How many lines of the records hold the string "label"? Reply with the number alone.

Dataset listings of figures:
────
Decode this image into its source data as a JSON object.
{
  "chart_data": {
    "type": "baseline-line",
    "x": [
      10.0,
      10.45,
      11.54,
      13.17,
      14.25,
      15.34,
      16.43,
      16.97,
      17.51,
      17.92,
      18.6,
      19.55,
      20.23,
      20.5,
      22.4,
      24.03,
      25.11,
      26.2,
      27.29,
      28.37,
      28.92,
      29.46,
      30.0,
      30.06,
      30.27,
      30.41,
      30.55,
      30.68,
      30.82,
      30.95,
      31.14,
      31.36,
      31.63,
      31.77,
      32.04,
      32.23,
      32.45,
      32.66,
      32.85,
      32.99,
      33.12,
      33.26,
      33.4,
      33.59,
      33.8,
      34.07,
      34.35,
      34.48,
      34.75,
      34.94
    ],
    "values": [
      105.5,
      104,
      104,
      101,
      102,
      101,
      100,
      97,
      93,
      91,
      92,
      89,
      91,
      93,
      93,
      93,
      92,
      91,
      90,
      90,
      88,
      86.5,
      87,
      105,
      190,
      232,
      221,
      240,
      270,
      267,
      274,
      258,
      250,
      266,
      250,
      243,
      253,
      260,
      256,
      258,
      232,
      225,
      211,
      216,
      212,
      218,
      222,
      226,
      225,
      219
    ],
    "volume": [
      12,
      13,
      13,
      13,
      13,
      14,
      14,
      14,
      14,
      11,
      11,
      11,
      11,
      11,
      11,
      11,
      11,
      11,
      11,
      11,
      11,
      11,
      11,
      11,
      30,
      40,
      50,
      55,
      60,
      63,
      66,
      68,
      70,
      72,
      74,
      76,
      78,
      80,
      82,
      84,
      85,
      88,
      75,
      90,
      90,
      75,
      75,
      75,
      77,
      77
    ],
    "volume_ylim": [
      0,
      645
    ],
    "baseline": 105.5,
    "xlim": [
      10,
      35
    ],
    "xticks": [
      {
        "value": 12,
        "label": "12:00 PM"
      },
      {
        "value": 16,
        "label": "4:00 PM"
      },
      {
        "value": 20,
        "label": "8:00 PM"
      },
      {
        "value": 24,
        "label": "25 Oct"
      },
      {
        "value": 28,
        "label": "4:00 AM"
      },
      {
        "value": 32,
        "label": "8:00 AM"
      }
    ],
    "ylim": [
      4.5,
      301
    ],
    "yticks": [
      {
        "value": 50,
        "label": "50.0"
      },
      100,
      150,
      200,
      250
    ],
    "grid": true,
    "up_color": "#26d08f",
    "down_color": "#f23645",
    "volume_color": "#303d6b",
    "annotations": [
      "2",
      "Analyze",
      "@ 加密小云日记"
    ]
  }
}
────
### Solution to this task
7